*Work required*:
Copy each line below in which the string "SUZUKI" occurs.

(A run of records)
○ ○ ○

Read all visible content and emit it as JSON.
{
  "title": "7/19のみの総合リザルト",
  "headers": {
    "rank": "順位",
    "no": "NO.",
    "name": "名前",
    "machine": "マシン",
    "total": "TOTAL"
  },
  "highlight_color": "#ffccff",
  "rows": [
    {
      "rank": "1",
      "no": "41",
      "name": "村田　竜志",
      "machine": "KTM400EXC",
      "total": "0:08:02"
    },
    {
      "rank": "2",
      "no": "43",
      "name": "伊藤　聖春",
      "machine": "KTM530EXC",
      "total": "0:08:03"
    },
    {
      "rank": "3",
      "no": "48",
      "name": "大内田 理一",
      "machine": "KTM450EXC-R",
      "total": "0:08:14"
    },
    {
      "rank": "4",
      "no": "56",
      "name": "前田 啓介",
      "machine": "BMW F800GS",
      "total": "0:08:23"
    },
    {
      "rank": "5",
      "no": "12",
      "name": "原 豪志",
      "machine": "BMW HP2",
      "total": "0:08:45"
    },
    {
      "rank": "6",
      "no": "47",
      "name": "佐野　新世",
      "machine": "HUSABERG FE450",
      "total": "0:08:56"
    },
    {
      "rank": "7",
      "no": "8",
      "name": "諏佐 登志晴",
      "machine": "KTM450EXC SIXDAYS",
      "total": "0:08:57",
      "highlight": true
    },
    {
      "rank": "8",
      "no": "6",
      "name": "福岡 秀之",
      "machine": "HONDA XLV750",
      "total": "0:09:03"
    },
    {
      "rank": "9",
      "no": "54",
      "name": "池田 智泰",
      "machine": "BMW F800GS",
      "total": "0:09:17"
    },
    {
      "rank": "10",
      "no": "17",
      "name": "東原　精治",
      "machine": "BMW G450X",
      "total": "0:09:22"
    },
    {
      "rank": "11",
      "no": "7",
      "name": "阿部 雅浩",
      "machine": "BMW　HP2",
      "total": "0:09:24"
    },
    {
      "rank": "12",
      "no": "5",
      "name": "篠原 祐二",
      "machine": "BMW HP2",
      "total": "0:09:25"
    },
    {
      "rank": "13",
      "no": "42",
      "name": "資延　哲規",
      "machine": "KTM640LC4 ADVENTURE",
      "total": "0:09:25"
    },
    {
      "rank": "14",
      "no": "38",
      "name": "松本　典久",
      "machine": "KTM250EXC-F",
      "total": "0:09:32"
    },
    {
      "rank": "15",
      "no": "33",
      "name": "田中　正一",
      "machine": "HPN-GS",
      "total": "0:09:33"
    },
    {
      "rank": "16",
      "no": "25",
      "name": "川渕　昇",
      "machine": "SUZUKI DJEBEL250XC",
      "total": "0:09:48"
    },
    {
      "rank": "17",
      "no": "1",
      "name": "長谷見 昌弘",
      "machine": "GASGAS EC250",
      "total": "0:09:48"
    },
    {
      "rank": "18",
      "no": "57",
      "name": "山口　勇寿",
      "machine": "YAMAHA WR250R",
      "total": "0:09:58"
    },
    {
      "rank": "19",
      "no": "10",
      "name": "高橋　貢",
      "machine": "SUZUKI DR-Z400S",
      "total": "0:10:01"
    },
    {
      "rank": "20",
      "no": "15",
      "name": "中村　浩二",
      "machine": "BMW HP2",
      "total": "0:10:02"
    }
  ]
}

○ ○ ○

*Written response*:
      "machine": "SUZUKI DJEBEL250XC",
      "machine": "SUZUKI DR-Z400S",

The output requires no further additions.